Recast the listing below as a Markdown table with the columns "No." and "Line," from its first line through the line that contains "Segment this screenshot: for". Omit blank lines and leave the pictures out.

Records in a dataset
-*-

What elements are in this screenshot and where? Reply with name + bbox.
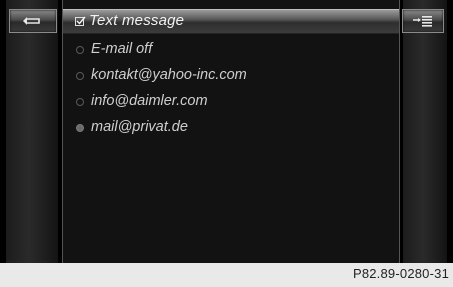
figure-caption: P82.89-0280-31 — [352, 266, 449, 281]
option-label: E-mail off — [91, 41, 153, 57]
right-sidebar — [402, 0, 447, 263]
options-panel: Text message E-mail off kontakt@yahoo-in… — [62, 0, 400, 263]
infotainment-screen: Text message E-mail off kontakt@yahoo-in… — [0, 0, 453, 263]
radio-button-selected-icon — [76, 124, 84, 132]
option-mail-privat[interactable]: mail@privat.de — [63, 118, 399, 142]
list-menu-icon — [413, 16, 432, 27]
option-kontakt[interactable]: kontakt@yahoo-inc.com — [63, 66, 399, 90]
left-sidebar — [6, 0, 58, 263]
option-info[interactable]: info@daimler.com — [63, 92, 399, 116]
option-label: kontakt@yahoo-inc.com — [91, 67, 247, 83]
option-label: info@daimler.com — [91, 93, 208, 109]
panel-header: Text message — [63, 9, 399, 34]
option-label: mail@privat.de — [91, 119, 188, 135]
back-button[interactable] — [9, 9, 57, 33]
option-email-off[interactable]: E-mail off — [63, 40, 399, 64]
checkbox-icon — [75, 14, 86, 32]
radio-button-icon — [76, 72, 84, 80]
radio-button-icon — [76, 98, 84, 106]
menu-button[interactable] — [402, 9, 444, 33]
back-arrow-icon — [23, 17, 40, 25]
radio-button-icon — [76, 46, 84, 54]
panel-title: Text message — [89, 12, 185, 29]
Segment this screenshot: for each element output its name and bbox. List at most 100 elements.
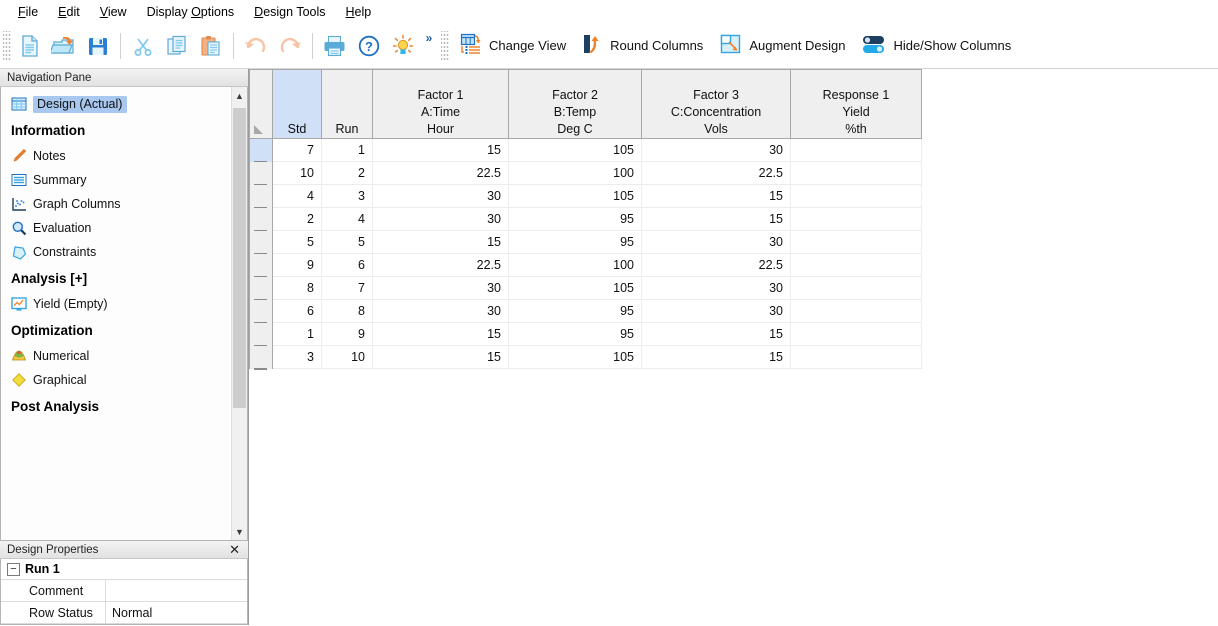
cell-std[interactable]: 3	[272, 345, 322, 369]
cut-icon[interactable]	[126, 29, 160, 63]
table-row[interactable]: 6 8 30 95 30	[249, 299, 922, 324]
table-row[interactable]: 4 3 30 105 15	[249, 184, 922, 209]
change-view-button[interactable]: Change View	[451, 28, 574, 64]
toolbar-grip[interactable]	[3, 30, 11, 61]
new-document-icon[interactable]	[13, 29, 47, 63]
sidebar-item-yield-empty[interactable]: Yield (Empty)	[1, 292, 231, 316]
cell-f1[interactable]: 15	[372, 230, 509, 254]
collapse-expander-icon[interactable]: −	[7, 562, 20, 576]
scroll-down-arrow-icon[interactable]: ▼	[232, 523, 247, 540]
row-selector[interactable]	[249, 138, 273, 163]
cell-r1[interactable]	[790, 230, 922, 254]
cell-f3[interactable]: 15	[641, 322, 791, 346]
sidebar-item-graphical[interactable]: Graphical	[1, 368, 231, 392]
cell-f1[interactable]: 15	[372, 138, 509, 162]
design-properties-group-header[interactable]: − Run 1	[1, 559, 247, 580]
cell-f2[interactable]: 95	[508, 322, 642, 346]
cell-f1[interactable]: 15	[372, 345, 509, 369]
cell-f1[interactable]: 15	[372, 322, 509, 346]
column-header-f1[interactable]: Factor 1 A:Time Hour	[372, 69, 509, 139]
select-all-corner[interactable]	[249, 69, 273, 139]
print-icon[interactable]	[318, 29, 352, 63]
table-row[interactable]: 3 10 15 105 15	[249, 345, 922, 370]
tips-icon[interactable]	[386, 29, 420, 63]
cell-std[interactable]: 7	[272, 138, 322, 162]
design-property-value[interactable]	[106, 580, 247, 601]
row-selector[interactable]	[249, 253, 273, 278]
cell-f2[interactable]: 100	[508, 253, 642, 277]
cell-f2[interactable]: 95	[508, 299, 642, 323]
cell-f2[interactable]: 105	[508, 276, 642, 300]
scrollbar-track[interactable]	[232, 104, 247, 523]
hide-show-columns-button[interactable]: Hide/Show Columns	[853, 28, 1019, 64]
cell-f3[interactable]: 15	[641, 207, 791, 231]
column-header-run[interactable]: Run	[321, 69, 373, 139]
cell-run[interactable]: 2	[321, 161, 373, 185]
table-row[interactable]: 1 9 15 95 15	[249, 322, 922, 347]
cell-std[interactable]: 6	[272, 299, 322, 323]
save-icon[interactable]	[81, 29, 115, 63]
toolbar-overflow-button[interactable]: »	[420, 27, 438, 65]
sidebar-item-summary[interactable]: Summary	[1, 168, 231, 192]
cell-run[interactable]: 6	[321, 253, 373, 277]
menu-item-design-tools[interactable]: Design Tools	[244, 3, 335, 21]
cell-f1[interactable]: 30	[372, 276, 509, 300]
cell-std[interactable]: 4	[272, 184, 322, 208]
copy-icon[interactable]	[160, 29, 194, 63]
table-row[interactable]: 5 5 15 95 30	[249, 230, 922, 255]
cell-r1[interactable]	[790, 253, 922, 277]
cell-std[interactable]: 8	[272, 276, 322, 300]
cell-f3[interactable]: 30	[641, 299, 791, 323]
cell-run[interactable]: 10	[321, 345, 373, 369]
augment-design-button[interactable]: Augment Design	[711, 28, 853, 64]
menu-item-display-options[interactable]: Display Options	[137, 3, 245, 21]
cell-f3[interactable]: 30	[641, 138, 791, 162]
cell-r1[interactable]	[790, 138, 922, 162]
sidebar-item-numerical[interactable]: Numerical	[1, 344, 231, 368]
cell-f2[interactable]: 95	[508, 230, 642, 254]
row-selector[interactable]	[249, 161, 273, 186]
cell-run[interactable]: 5	[321, 230, 373, 254]
cell-f3[interactable]: 22.5	[641, 161, 791, 185]
row-selector[interactable]	[249, 345, 273, 370]
column-header-f2[interactable]: Factor 2 B:Temp Deg C	[508, 69, 642, 139]
round-columns-button[interactable]: Round Columns	[574, 28, 711, 64]
cell-r1[interactable]	[790, 184, 922, 208]
toolbar-grip-2[interactable]	[441, 30, 449, 61]
scrollbar-thumb[interactable]	[233, 108, 246, 408]
cell-f3[interactable]: 30	[641, 276, 791, 300]
column-header-r1[interactable]: Response 1 Yield %th	[790, 69, 922, 139]
table-row[interactable]: 9 6 22.5 100 22.5	[249, 253, 922, 278]
cell-f3[interactable]: 15	[641, 345, 791, 369]
sidebar-item-constraints[interactable]: Constraints	[1, 240, 231, 264]
redo-icon[interactable]	[273, 29, 307, 63]
cell-r1[interactable]	[790, 276, 922, 300]
cell-std[interactable]: 10	[272, 161, 322, 185]
row-selector[interactable]	[249, 276, 273, 301]
cell-run[interactable]: 1	[321, 138, 373, 162]
cell-f3[interactable]: 22.5	[641, 253, 791, 277]
cell-std[interactable]: 9	[272, 253, 322, 277]
cell-f1[interactable]: 30	[372, 184, 509, 208]
menu-item-edit[interactable]: Edit	[48, 3, 90, 21]
cell-f1[interactable]: 30	[372, 299, 509, 323]
table-row[interactable]: 10 2 22.5 100 22.5	[249, 161, 922, 186]
cell-r1[interactable]	[790, 299, 922, 323]
cell-f2[interactable]: 105	[508, 184, 642, 208]
help-icon[interactable]: ?	[352, 29, 386, 63]
cell-r1[interactable]	[790, 161, 922, 185]
cell-run[interactable]: 7	[321, 276, 373, 300]
cell-f1[interactable]: 22.5	[372, 253, 509, 277]
navigation-scrollbar[interactable]: ▲ ▼	[231, 87, 247, 540]
column-header-f3[interactable]: Factor 3 C:Concentration Vols	[641, 69, 791, 139]
cell-r1[interactable]	[790, 207, 922, 231]
design-property-value[interactable]: Normal	[106, 602, 247, 623]
sidebar-item-evaluation[interactable]: Evaluation	[1, 216, 231, 240]
cell-f3[interactable]: 30	[641, 230, 791, 254]
sidebar-item-notes[interactable]: Notes	[1, 144, 231, 168]
cell-std[interactable]: 5	[272, 230, 322, 254]
open-folder-icon[interactable]	[47, 29, 81, 63]
cell-run[interactable]: 4	[321, 207, 373, 231]
paste-icon[interactable]	[194, 29, 228, 63]
scroll-up-arrow-icon[interactable]: ▲	[232, 87, 247, 104]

-*-

**Answer for the task:**
| No. | Line |
|---|---|
| 1 | What elements are in this screenshot and where? Reply with name + bbox. |
| 2 | figure-caption: P82.89-0280-31 — [352, 266, 449, 281] |
| 3 | option-label: E-mail off — [91, 41, 153, 57] |
| 4 | right-sidebar — [402, 0, 447, 263] |
| 5 | options-panel: Text message E-mail off kontakt@yahoo-in… — [62, 0, 400, 263] |
| 6 | infotainment-screen: Text message E-mail off kontakt@yahoo-in… — [0, 0, 453, 263] |
| 7 | radio-button-selected-icon — [76, 124, 84, 132] |
| 8 | option-mail-privat[interactable]: mail@privat.de — [63, 118, 399, 142] |
| 9 | list-menu-icon — [413, 16, 432, 27] |
| 10 | option-kontakt[interactable]: kontakt@yahoo-inc.com — [63, 66, 399, 90] |
| 11 | left-sidebar — [6, 0, 58, 263] |
| 12 | option-info[interactable]: info@daimler.com — [63, 92, 399, 116] |
| 13 | option-label: kontakt@yahoo-inc.com — [91, 67, 247, 83] |
| 14 | option-label: info@daimler.com — [91, 93, 208, 109] |
| 15 | panel-header: Text message — [63, 9, 399, 34] |
| 16 | option-label: mail@privat.de — [91, 119, 188, 135] |
| 17 | back-button[interactable] — [9, 9, 57, 33] |
| 18 | option-email-off[interactable]: E-mail off — [63, 40, 399, 64] |
| 19 | checkbox-icon — [75, 14, 86, 32] |
| 20 | radio-button-icon — [76, 72, 84, 80] |
| 21 | radio-button-icon — [76, 98, 84, 106] |
| 22 | menu-button[interactable] — [402, 9, 444, 33] |
| 23 | back-arrow-icon — [23, 17, 40, 25] |
| 24 | radio-button-icon — [76, 46, 84, 54] |
| 25 | panel-title: Text message — [89, 12, 185, 29] |
| 26 | Segment this screenshot: for each element output its name and bbox. List at most 100 elements. |